- PROVIDED DATA -
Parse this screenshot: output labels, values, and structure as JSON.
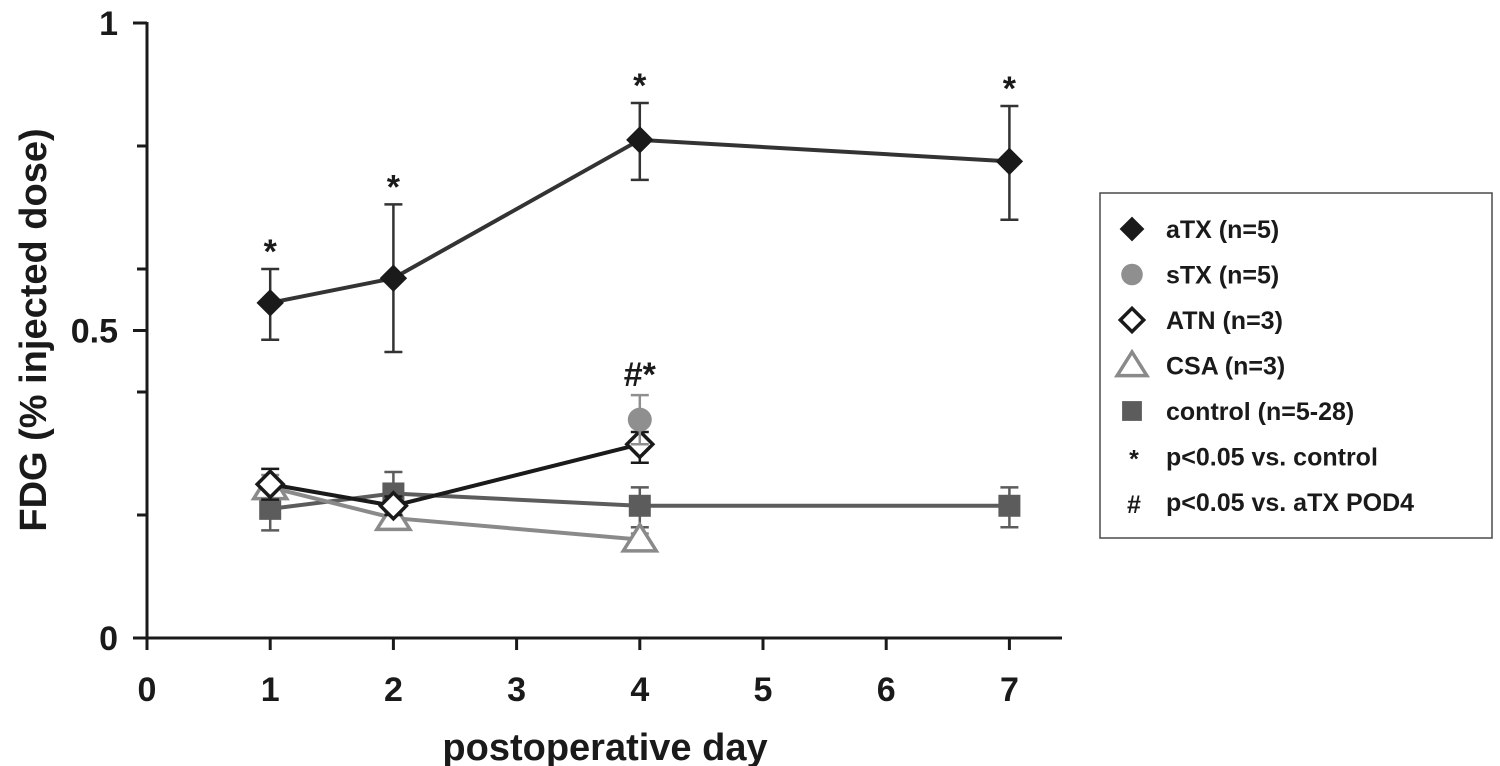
{
  "chart_data": {
    "type": "line",
    "title": "",
    "xlabel": "postoperative day",
    "ylabel": "FDG (% injected dose)",
    "xlim": [
      0,
      7.5
    ],
    "ylim": [
      0,
      1
    ],
    "xticks": [
      "0",
      "1",
      "2",
      "3",
      "4",
      "5",
      "6",
      "7"
    ],
    "yticks": [
      {
        "value": 0,
        "label": "0"
      },
      {
        "value": 0.5,
        "label": "0.5"
      },
      {
        "value": 1,
        "label": "1"
      }
    ],
    "yminor": [
      0.2,
      0.4,
      0.6,
      0.8
    ],
    "series": [
      {
        "name": "control (n=5-28)",
        "marker": "square",
        "color": "#5c5c5c",
        "x": [
          1,
          2,
          4,
          7
        ],
        "y": [
          0.21,
          0.235,
          0.215,
          0.215
        ],
        "err_low": [
          0.035,
          0.04,
          0.035,
          0.035
        ],
        "err_high": [
          0.035,
          0.035,
          0.03,
          0.03
        ]
      },
      {
        "name": "CSA (n=3)",
        "marker": "triangle-open",
        "color": "#8a8a8a",
        "x": [
          1,
          2,
          4
        ],
        "y": [
          0.245,
          0.195,
          0.16
        ],
        "err_low": [
          0.02,
          0.01,
          0.01
        ],
        "err_high": [
          0.02,
          0.01,
          0.01
        ]
      },
      {
        "name": "ATN (n=3)",
        "marker": "diamond-open",
        "color": "#1a1a1a",
        "x": [
          1,
          2,
          4
        ],
        "y": [
          0.25,
          0.215,
          0.315
        ],
        "err_low": [
          0.025,
          0.015,
          0.03
        ],
        "err_high": [
          0.025,
          0.015,
          0.02
        ]
      },
      {
        "name": "sTX (n=5)",
        "marker": "circle",
        "color": "#8f8f8f",
        "x": [
          4
        ],
        "y": [
          0.355
        ],
        "err_low": [
          0.04
        ],
        "err_high": [
          0.04
        ]
      },
      {
        "name": "aTX (n=5)",
        "marker": "diamond",
        "color": "#1a1a1a",
        "lineColor": "#333333",
        "x": [
          1,
          2,
          4,
          7
        ],
        "y": [
          0.545,
          0.585,
          0.81,
          0.775
        ],
        "err_low": [
          0.06,
          0.12,
          0.065,
          0.095
        ],
        "err_high": [
          0.055,
          0.12,
          0.06,
          0.09
        ]
      }
    ],
    "annotations": [
      {
        "text": "*",
        "x": 1,
        "y": 0.6
      },
      {
        "text": "*",
        "x": 2,
        "y": 0.705
      },
      {
        "text": "*",
        "x": 4,
        "y": 0.87
      },
      {
        "text": "*",
        "x": 7,
        "y": 0.865
      },
      {
        "text": "#*",
        "x": 4,
        "y": 0.4
      }
    ],
    "legend": {
      "position": "right",
      "entries": [
        {
          "symbol": "diamond",
          "label": "aTX (n=5)"
        },
        {
          "symbol": "circle",
          "label": "sTX (n=5)"
        },
        {
          "symbol": "diamond-open",
          "label": "ATN (n=3)"
        },
        {
          "symbol": "triangle-open",
          "label": "CSA (n=3)"
        },
        {
          "symbol": "square",
          "label": "control (n=5-28)"
        },
        {
          "symbol": "text",
          "glyph": "*",
          "label": "p<0.05 vs. control"
        },
        {
          "symbol": "text",
          "glyph": "#",
          "label": "p<0.05 vs. aTX POD4"
        }
      ]
    }
  }
}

- WHAT TO DO -
Determine the count of lines in the data above with the string "marker" in them, and give that count alone.

- ANSWER -
5